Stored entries
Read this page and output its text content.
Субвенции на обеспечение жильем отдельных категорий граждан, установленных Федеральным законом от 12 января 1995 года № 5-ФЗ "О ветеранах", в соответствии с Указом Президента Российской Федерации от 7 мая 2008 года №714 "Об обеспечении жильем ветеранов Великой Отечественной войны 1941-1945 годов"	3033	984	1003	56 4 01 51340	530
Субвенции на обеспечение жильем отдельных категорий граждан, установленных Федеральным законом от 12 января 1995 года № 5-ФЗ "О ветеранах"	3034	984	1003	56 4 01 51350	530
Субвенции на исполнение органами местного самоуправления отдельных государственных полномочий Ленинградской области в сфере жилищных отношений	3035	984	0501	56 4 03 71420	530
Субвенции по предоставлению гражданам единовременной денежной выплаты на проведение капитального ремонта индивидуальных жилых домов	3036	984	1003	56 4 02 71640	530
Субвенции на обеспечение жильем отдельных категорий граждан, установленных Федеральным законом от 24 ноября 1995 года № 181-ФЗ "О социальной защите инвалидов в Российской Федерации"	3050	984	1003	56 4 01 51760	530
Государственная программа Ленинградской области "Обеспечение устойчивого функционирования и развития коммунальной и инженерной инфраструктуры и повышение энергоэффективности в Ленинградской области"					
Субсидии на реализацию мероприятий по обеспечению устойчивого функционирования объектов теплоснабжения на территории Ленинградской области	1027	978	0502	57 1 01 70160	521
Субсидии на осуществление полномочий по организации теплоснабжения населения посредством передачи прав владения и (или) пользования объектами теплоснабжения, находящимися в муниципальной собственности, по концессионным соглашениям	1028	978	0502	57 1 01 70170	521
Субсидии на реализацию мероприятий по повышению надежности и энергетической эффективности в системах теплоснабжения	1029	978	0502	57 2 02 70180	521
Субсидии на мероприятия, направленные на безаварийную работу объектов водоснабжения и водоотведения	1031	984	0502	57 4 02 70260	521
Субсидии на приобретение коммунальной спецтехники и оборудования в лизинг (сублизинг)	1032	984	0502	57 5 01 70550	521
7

**YOUR OBJECTIVE**
Reply with the number of lines in the material above that contain "Федеральным", and nothing more.

**ANSWER TO THE PROBLEM**
3